Texto extraído:

• • • • •

Pero el progreso al que Gramsci se refería –repetidamente y también en muchos escritos periodísticos de juventud– no era el teorizado en el siglo XVIII o por los evolucionistas decimonónicos –darwinistas o no–, según los cuales el progreso de la civilización era una ley intrínseca y necesaria presente en la propia sociedad (a menudo asociada al concepto de perfectibilidad natural y social)[21], sino el resultado de una dinámica de tipo dialéctico. Retomando críticamente los conceptos giobertianos de conservación e innovación, Gramsci constataba el giro moderado que les había atribuido el historicismo idealista italiano, articulándolos de un modo más acorde con la original declinación hegeliana y marxiana:

En realidad, si bien es cierto que el progreso es dialéctica de conservación e innovación y la innovación conserva el pasado superándolo, también es verdad que el pasado es una cosa compleja, un conjunto complejo de vivo y muerto, en el que la elección no puede realizarse arbitrariamente, a priori, por un individuo o una corriente política. Si la elección se hizo de tal modo (sobre el papel), no puede tratarse de historicismo sino un acto de voluntad arbitrario, de la manifestación de una tendencia práctico-política, unilateral, que no puede fundamentar una ciencia, solamente una ideología política inmediata. Lo que se conservará del pasado en el proceso dialéctico no puede determinarse a priori, sino que resultará del proceso mismo, tendrá un carácter de necesidad histórica, y no de elección arbitraria por parte de los llamados científicos y filósofos. Mientras tanto, debe observarse que la fuerza innovadora, en la medida en que ella misma no es un hecho arbitrario, no puede no ser ser ya inmanente en el pasado, no puede no ser ella misma en cierto sentido el pasado, un elemento del pasado, aquello del pasado que está vivo y en pleno desarrollo, es ella misma conservación-innovación, contiene en sí todo el pasado, digno de desarrollarse y perpetuarse (Q10 II §41XIV, pp. 1325-6. Cursivas mías)[22].

En este caso, me parece que Gramsci se aleja notablemente de su originario bergsonismo. Era también muy consciente de los grandes límites de la optimista ideología decimonónica del progreso, a la que consideraba una especie de religión, un «opio», al que –en su opinión– probablemente el propio Karl Marx habría intentado poner remedio con la elaboración de la ley tendencial de la caída de la tasa de ganancia, que incluía un elemento pesimista:

El motivo de la tierra de Cuccagna, señalado por Croce en Graziadei, tiene cierto interés general, porque sirve para rastrear una corriente subterránea de romanticismo y fantasías populares alimentada por el «culto a la ciencia», por la «religión del progreso» y el optimismo del siglo XIX, que fue también una forma de opio. En este sentido, hay que ver si no ha sido legítima y de largo alcance la reacción de Marx, que con la ley de tendencia decreciente de la tasa de ganancia y con el llamado catastrofismo arrojaba mucha agua al fuego; también hay que ver hasta qué punto la «opiomanía» impidió un análisis más cuidadoso de las proposiciones de Marx (Q28 §11, p. 2330).

• • • • •

Registros de datos:
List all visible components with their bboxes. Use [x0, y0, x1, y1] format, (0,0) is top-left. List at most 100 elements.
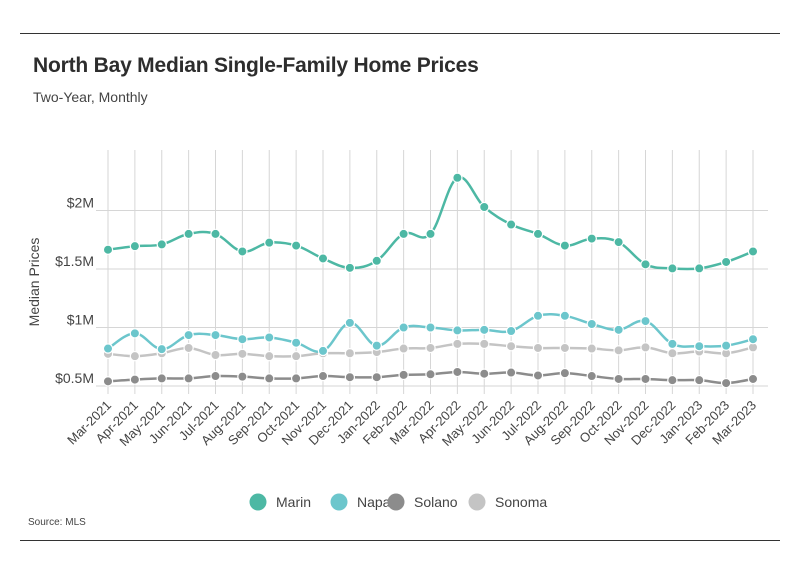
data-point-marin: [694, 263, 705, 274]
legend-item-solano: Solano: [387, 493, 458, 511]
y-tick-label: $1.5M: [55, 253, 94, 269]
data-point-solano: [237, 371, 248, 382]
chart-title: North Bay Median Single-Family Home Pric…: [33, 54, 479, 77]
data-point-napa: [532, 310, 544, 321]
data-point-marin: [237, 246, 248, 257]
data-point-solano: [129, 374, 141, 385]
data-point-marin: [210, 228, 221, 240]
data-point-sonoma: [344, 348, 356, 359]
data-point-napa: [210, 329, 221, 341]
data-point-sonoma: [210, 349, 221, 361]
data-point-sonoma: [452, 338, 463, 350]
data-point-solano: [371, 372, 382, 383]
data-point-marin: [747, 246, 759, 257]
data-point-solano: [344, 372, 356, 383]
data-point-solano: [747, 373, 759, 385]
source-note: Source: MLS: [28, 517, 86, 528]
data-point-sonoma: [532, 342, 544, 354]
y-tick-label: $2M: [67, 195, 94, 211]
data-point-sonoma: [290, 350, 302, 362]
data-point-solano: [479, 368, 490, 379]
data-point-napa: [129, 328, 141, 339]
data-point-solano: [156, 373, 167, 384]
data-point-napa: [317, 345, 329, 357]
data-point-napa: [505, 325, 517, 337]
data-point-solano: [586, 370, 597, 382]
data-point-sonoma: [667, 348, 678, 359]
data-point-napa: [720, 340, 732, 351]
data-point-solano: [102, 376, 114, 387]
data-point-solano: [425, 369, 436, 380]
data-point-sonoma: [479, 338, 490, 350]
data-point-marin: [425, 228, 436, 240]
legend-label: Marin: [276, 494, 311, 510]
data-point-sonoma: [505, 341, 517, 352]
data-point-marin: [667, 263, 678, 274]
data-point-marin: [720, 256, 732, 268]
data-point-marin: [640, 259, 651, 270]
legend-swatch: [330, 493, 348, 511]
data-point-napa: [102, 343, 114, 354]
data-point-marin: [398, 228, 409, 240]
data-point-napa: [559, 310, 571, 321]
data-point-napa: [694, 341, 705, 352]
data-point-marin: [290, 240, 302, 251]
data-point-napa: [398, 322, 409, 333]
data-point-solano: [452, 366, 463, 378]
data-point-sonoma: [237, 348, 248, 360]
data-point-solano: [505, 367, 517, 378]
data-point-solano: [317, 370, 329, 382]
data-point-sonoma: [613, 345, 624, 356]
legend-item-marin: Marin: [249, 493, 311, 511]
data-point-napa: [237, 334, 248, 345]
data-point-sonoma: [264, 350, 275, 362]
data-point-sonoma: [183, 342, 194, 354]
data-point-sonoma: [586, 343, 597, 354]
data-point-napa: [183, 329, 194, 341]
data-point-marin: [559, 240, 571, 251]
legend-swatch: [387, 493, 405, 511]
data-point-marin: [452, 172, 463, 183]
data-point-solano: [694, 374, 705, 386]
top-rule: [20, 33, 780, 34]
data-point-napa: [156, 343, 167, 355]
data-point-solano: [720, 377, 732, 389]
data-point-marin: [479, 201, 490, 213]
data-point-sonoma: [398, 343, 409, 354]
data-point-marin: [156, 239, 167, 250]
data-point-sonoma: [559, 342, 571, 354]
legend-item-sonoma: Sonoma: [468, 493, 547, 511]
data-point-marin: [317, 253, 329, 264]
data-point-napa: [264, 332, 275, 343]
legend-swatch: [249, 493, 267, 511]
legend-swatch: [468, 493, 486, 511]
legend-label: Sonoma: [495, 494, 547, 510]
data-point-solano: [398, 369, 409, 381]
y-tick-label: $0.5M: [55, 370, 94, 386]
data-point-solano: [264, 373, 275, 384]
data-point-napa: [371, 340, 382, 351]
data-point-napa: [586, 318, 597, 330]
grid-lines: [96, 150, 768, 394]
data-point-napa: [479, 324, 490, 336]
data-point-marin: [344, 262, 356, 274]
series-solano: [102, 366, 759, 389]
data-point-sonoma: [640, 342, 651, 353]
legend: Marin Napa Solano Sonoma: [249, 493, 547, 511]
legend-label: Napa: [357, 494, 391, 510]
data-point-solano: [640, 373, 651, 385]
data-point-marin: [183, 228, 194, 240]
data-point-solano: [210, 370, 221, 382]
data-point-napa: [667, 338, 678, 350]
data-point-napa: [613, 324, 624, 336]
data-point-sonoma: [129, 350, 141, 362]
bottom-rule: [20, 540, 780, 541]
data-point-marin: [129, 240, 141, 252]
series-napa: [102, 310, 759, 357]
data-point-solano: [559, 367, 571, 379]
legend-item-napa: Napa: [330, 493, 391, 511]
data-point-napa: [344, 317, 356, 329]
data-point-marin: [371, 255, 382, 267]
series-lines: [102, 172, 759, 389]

• • • • •

Tareas y ejercicios:
A. Indica si cada afirmación coincide con el texto sobre Gramsci y el progreso: (i) Gramsci entendía el progreso como una ley intrínseca y necesaria de la sociedad; (ii) según la cita de Gramsci, lo que se conservará del pasado no puede fijarse de antemano; (iii) Gramsci veía la ideología decimonónica del progreso como una especie de religión. Responde sí o no y cita las palabras exactas del texto que lo deciden.
B. Reproduce del texto sobre Gramsci y el progreso todo lo que va desde "El motivo de" hasta "(Q28 §11, p. 2330).".
Los registros no son necesarios.

Soluciones:
A.
(i) No: «sino el resultado de una dinámica de tipo dialéctico».
(ii) Sí: «Lo que se conservará del pasado en el proceso dialéctico no puede determinarse a priori».
(iii) Sí: «a la que consideraba una especie de religión».

B.
El motivo de la tierra de Cuccagna, señalado por Croce en Graziadei, tiene cierto interés general, porque sirve para rastrear una corriente subterránea de romanticismo y fantasías populares alimentada por el «culto a la ciencia», por la «religión del progreso» y el optimismo del siglo XIX, que fue también una forma de opio. En este sentido, hay que ver si no ha sido legítima y de largo alcance la reacción de Marx, que con la ley de tendencia decreciente de la tasa de ganancia y con el llamado catastrofismo arrojaba mucha agua al fuego; también hay que ver hasta qué punto la «opiomanía» impidió un análisis más cuidadoso de las proposiciones de Marx (Q28 §11, p. 2330).